* [What is required]
Reproduce every line of the material below without changing anything.

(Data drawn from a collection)
○ ○ ○
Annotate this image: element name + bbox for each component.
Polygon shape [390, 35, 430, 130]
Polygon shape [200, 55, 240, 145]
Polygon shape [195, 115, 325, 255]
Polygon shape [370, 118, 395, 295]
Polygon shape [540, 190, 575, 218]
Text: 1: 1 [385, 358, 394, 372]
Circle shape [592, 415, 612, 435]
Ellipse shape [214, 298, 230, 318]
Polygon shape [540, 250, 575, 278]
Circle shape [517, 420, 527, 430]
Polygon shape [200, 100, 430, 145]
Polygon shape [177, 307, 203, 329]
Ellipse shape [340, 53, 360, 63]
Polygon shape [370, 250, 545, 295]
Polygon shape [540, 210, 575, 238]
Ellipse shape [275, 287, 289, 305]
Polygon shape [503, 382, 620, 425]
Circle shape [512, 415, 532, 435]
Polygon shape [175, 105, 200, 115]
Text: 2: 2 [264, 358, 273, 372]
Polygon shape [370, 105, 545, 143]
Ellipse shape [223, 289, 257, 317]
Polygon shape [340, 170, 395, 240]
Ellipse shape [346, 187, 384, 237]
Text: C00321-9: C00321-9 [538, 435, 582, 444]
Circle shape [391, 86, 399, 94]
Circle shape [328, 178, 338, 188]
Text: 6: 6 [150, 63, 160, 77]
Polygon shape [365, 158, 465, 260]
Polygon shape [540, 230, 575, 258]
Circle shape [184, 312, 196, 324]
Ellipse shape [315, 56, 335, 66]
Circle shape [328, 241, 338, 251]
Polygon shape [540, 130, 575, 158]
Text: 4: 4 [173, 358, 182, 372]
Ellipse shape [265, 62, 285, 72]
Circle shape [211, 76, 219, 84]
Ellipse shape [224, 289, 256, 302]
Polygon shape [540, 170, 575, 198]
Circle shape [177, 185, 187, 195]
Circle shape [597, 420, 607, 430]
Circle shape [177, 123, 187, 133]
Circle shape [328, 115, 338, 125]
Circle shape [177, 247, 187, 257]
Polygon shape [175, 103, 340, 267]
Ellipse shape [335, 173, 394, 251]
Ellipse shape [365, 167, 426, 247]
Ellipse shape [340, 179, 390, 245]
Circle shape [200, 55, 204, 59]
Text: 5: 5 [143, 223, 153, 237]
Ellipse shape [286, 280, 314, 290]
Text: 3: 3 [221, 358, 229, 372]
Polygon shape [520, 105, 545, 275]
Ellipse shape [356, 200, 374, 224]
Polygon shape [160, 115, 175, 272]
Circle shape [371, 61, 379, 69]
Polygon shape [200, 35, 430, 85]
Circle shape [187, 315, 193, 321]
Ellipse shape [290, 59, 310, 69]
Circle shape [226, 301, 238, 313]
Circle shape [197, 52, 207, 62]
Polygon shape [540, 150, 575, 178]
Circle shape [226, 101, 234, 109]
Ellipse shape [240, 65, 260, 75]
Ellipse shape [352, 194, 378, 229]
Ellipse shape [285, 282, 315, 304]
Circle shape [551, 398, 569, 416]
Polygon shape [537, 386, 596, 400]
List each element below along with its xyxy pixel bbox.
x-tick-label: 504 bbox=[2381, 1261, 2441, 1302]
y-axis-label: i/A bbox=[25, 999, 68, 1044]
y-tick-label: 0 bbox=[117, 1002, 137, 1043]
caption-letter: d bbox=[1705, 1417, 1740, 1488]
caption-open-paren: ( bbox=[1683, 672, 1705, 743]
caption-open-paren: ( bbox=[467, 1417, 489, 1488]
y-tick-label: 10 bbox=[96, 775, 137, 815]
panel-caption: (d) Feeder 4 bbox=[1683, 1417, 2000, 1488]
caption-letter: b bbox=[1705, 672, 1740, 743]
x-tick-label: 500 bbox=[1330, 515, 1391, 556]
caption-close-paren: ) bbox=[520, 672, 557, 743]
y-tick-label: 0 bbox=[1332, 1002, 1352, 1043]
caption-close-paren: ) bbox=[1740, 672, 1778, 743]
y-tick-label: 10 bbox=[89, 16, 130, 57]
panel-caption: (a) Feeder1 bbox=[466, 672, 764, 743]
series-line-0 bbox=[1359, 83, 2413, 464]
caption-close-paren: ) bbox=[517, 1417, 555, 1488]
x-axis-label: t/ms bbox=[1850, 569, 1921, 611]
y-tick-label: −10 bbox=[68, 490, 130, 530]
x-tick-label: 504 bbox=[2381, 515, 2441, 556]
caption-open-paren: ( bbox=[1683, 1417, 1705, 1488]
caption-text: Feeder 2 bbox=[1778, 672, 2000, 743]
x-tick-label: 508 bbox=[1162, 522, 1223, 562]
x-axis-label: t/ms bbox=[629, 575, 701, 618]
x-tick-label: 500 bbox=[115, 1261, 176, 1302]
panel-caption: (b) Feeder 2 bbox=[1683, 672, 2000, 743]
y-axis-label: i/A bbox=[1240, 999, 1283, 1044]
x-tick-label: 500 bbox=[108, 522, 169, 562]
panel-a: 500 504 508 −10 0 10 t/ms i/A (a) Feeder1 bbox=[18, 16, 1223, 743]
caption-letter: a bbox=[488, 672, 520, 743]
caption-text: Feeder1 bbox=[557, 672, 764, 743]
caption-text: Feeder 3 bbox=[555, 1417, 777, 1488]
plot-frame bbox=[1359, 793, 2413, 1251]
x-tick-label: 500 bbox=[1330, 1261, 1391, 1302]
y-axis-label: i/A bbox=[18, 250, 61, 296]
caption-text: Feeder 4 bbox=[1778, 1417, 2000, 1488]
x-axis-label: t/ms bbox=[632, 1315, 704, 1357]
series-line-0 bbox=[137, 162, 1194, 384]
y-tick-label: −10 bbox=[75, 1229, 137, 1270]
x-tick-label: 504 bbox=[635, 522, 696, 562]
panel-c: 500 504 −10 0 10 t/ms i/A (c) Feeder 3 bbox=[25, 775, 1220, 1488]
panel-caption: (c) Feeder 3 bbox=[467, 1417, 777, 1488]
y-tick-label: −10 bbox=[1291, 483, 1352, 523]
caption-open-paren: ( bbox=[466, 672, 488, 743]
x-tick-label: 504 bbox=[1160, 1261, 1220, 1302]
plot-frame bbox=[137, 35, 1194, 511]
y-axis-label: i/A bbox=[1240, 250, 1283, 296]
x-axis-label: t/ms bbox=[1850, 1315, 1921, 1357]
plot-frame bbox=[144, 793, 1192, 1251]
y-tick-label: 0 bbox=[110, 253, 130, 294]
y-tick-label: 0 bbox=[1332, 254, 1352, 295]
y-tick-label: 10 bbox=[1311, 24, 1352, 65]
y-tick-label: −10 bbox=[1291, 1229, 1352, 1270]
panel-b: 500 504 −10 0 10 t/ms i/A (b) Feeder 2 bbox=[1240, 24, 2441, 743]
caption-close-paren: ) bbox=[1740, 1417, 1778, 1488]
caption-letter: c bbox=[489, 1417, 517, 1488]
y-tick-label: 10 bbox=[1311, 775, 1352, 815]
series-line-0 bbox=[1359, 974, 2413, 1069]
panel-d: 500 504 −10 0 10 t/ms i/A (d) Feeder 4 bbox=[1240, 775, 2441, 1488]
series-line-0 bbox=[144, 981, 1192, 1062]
○ ○ ○
* [Task result]
Annotate this image: element name + bbox for each component.
Polygon shape [390, 35, 430, 130]
Polygon shape [200, 55, 240, 145]
Polygon shape [195, 115, 325, 255]
Polygon shape [370, 118, 395, 295]
Polygon shape [540, 190, 575, 218]
Text: 1: 1 [385, 358, 394, 372]
Circle shape [592, 415, 612, 435]
Ellipse shape [214, 298, 230, 318]
Polygon shape [540, 250, 575, 278]
Circle shape [517, 420, 527, 430]
Polygon shape [200, 100, 430, 145]
Polygon shape [177, 307, 203, 329]
Ellipse shape [340, 53, 360, 63]
Polygon shape [370, 250, 545, 295]
Polygon shape [540, 210, 575, 238]
Ellipse shape [275, 287, 289, 305]
Polygon shape [503, 382, 620, 425]
Circle shape [512, 415, 532, 435]
Polygon shape [175, 105, 200, 115]
Text: 2: 2 [264, 358, 273, 372]
Polygon shape [370, 105, 545, 143]
Ellipse shape [223, 289, 257, 317]
Polygon shape [340, 170, 395, 240]
Ellipse shape [346, 187, 384, 237]
Text: C00321-9: C00321-9 [538, 435, 582, 444]
Circle shape [391, 86, 399, 94]
Circle shape [328, 178, 338, 188]
Text: 6: 6 [150, 63, 160, 77]
Polygon shape [365, 158, 465, 260]
Polygon shape [540, 230, 575, 258]
Circle shape [184, 312, 196, 324]
Ellipse shape [315, 56, 335, 66]
Circle shape [328, 241, 338, 251]
Polygon shape [540, 130, 575, 158]
Text: 4: 4 [173, 358, 182, 372]
Ellipse shape [265, 62, 285, 72]
Circle shape [211, 76, 219, 84]
Ellipse shape [224, 289, 256, 302]
Polygon shape [540, 170, 575, 198]
Circle shape [177, 185, 187, 195]
Circle shape [597, 420, 607, 430]
Circle shape [177, 123, 187, 133]
Circle shape [328, 115, 338, 125]
Circle shape [177, 247, 187, 257]
Polygon shape [175, 103, 340, 267]
Ellipse shape [335, 173, 394, 251]
Ellipse shape [365, 167, 426, 247]
Ellipse shape [340, 179, 390, 245]
Circle shape [200, 55, 204, 59]
Text: 5: 5 [143, 223, 153, 237]
Ellipse shape [286, 280, 314, 290]
Text: 3: 3 [221, 358, 229, 372]
Polygon shape [520, 105, 545, 275]
Ellipse shape [356, 200, 374, 224]
Polygon shape [160, 115, 175, 272]
Circle shape [371, 61, 379, 69]
Polygon shape [200, 35, 430, 85]
Circle shape [187, 315, 193, 321]
Ellipse shape [290, 59, 310, 69]
Circle shape [226, 301, 238, 313]
Circle shape [197, 52, 207, 62]
Polygon shape [540, 150, 575, 178]
Circle shape [226, 101, 234, 109]
Ellipse shape [240, 65, 260, 75]
Ellipse shape [352, 194, 378, 229]
Ellipse shape [285, 282, 315, 304]
Circle shape [551, 398, 569, 416]
Polygon shape [537, 386, 596, 400]
List each element below along with its xyxy pixel bbox.
x-tick-label: 504 bbox=[2381, 1261, 2441, 1302]
y-axis-label: i/A bbox=[25, 999, 68, 1044]
y-tick-label: 0 bbox=[117, 1002, 137, 1043]
caption-letter: d bbox=[1705, 1417, 1740, 1488]
caption-open-paren: ( bbox=[1683, 672, 1705, 743]
caption-open-paren: ( bbox=[467, 1417, 489, 1488]
y-tick-label: 10 bbox=[96, 775, 137, 815]
panel-caption: (d) Feeder 4 bbox=[1683, 1417, 2000, 1488]
caption-letter: b bbox=[1705, 672, 1740, 743]
x-tick-label: 500 bbox=[1330, 515, 1391, 556]
caption-close-paren: ) bbox=[520, 672, 557, 743]
y-tick-label: 0 bbox=[1332, 1002, 1352, 1043]
caption-close-paren: ) bbox=[1740, 672, 1778, 743]
y-tick-label: 10 bbox=[89, 16, 130, 57]
panel-caption: (a) Feeder1 bbox=[466, 672, 764, 743]
series-line-0 bbox=[1359, 83, 2413, 464]
caption-close-paren: ) bbox=[517, 1417, 555, 1488]
x-axis-label: t/ms bbox=[1850, 569, 1921, 611]
y-tick-label: −10 bbox=[68, 490, 130, 530]
x-tick-label: 504 bbox=[2381, 515, 2441, 556]
caption-open-paren: ( bbox=[1683, 1417, 1705, 1488]
caption-text: Feeder 2 bbox=[1778, 672, 2000, 743]
x-tick-label: 508 bbox=[1162, 522, 1223, 562]
x-axis-label: t/ms bbox=[629, 575, 701, 618]
x-tick-label: 500 bbox=[115, 1261, 176, 1302]
panel-caption: (b) Feeder 2 bbox=[1683, 672, 2000, 743]
y-axis-label: i/A bbox=[1240, 999, 1283, 1044]
x-tick-label: 500 bbox=[108, 522, 169, 562]
panel-a: 500 504 508 −10 0 10 t/ms i/A (a) Feeder1 bbox=[18, 16, 1223, 743]
caption-letter: a bbox=[488, 672, 520, 743]
caption-text: Feeder1 bbox=[557, 672, 764, 743]
caption-text: Feeder 3 bbox=[555, 1417, 777, 1488]
plot-frame bbox=[1359, 793, 2413, 1251]
x-tick-label: 500 bbox=[1330, 1261, 1391, 1302]
y-axis-label: i/A bbox=[18, 250, 61, 296]
caption-text: Feeder 4 bbox=[1778, 1417, 2000, 1488]
x-axis-label: t/ms bbox=[632, 1315, 704, 1357]
series-line-0 bbox=[137, 162, 1194, 384]
y-tick-label: −10 bbox=[75, 1229, 137, 1270]
x-tick-label: 504 bbox=[635, 522, 696, 562]
panel-c: 500 504 −10 0 10 t/ms i/A (c) Feeder 3 bbox=[25, 775, 1220, 1488]
panel-caption: (c) Feeder 3 bbox=[467, 1417, 777, 1488]
y-tick-label: −10 bbox=[1291, 483, 1352, 523]
caption-open-paren: ( bbox=[466, 672, 488, 743]
x-tick-label: 504 bbox=[1160, 1261, 1220, 1302]
plot-frame bbox=[137, 35, 1194, 511]
y-axis-label: i/A bbox=[1240, 250, 1283, 296]
x-axis-label: t/ms bbox=[1850, 1315, 1921, 1357]
plot-frame bbox=[144, 793, 1192, 1251]
y-tick-label: 0 bbox=[110, 253, 130, 294]
y-tick-label: 0 bbox=[1332, 254, 1352, 295]
y-tick-label: 10 bbox=[1311, 24, 1352, 65]
y-tick-label: −10 bbox=[1291, 1229, 1352, 1270]
panel-b: 500 504 −10 0 10 t/ms i/A (b) Feeder 2 bbox=[1240, 24, 2441, 743]
caption-close-paren: ) bbox=[1740, 1417, 1778, 1488]
caption-letter: c bbox=[489, 1417, 517, 1488]
y-tick-label: 10 bbox=[1311, 775, 1352, 815]
series-line-0 bbox=[1359, 974, 2413, 1069]
panel-d: 500 504 −10 0 10 t/ms i/A (d) Feeder 4 bbox=[1240, 775, 2441, 1488]
series-line-0 bbox=[144, 981, 1192, 1062]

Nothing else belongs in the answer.